## EXERCISE INSTRUCTIONS
It is required that all of the data be written out exactly.

━━━━

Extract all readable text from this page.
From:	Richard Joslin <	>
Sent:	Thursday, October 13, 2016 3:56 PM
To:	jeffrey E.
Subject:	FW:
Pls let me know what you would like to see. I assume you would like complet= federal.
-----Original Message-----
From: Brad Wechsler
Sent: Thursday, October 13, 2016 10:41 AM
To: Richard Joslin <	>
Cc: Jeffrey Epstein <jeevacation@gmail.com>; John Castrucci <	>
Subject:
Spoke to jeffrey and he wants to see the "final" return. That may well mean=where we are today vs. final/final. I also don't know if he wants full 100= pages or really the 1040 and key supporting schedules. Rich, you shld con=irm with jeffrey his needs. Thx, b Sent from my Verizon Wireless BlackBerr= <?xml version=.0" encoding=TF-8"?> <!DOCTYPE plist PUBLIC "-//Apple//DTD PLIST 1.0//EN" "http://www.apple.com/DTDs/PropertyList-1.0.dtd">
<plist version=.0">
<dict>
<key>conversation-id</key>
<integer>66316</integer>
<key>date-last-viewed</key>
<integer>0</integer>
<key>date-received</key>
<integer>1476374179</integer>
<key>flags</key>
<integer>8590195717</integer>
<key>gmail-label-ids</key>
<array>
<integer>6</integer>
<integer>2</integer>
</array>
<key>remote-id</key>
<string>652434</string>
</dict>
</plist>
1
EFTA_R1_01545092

━━━━

## TASK RESULT
Extract all readable text from this page.
From:	Richard Joslin <	>
Sent:	Thursday, October 13, 2016 3:56 PM
To:	jeffrey E.
Subject:	FW:
Pls let me know what you would like to see. I assume you would like complet= federal.
-----Original Message-----
From: Brad Wechsler
Sent: Thursday, October 13, 2016 10:41 AM
To: Richard Joslin <	>
Cc: Jeffrey Epstein <jeevacation@gmail.com>; John Castrucci <	>
Subject:
Spoke to jeffrey and he wants to see the "final" return. That may well mean=where we are today vs. final/final. I also don't know if he wants full 100= pages or really the 1040 and key supporting schedules. Rich, you shld con=irm with jeffrey his needs. Thx, b Sent from my Verizon Wireless BlackBerr= <?xml version=.0" encoding=TF-8"?> <!DOCTYPE plist PUBLIC "-//Apple//DTD PLIST 1.0//EN" "http://www.apple.com/DTDs/PropertyList-1.0.dtd">
<plist version=.0">
<dict>
<key>conversation-id</key>
<integer>66316</integer>
<key>date-last-viewed</key>
<integer>0</integer>
<key>date-received</key>
<integer>1476374179</integer>
<key>flags</key>
<integer>8590195717</integer>
<key>gmail-label-ids</key>
<array>
<integer>6</integer>
<integer>2</integer>
</array>
<key>remote-id</key>
<string>652434</string>
</dict>
</plist>
1
EFTA_R1_01545092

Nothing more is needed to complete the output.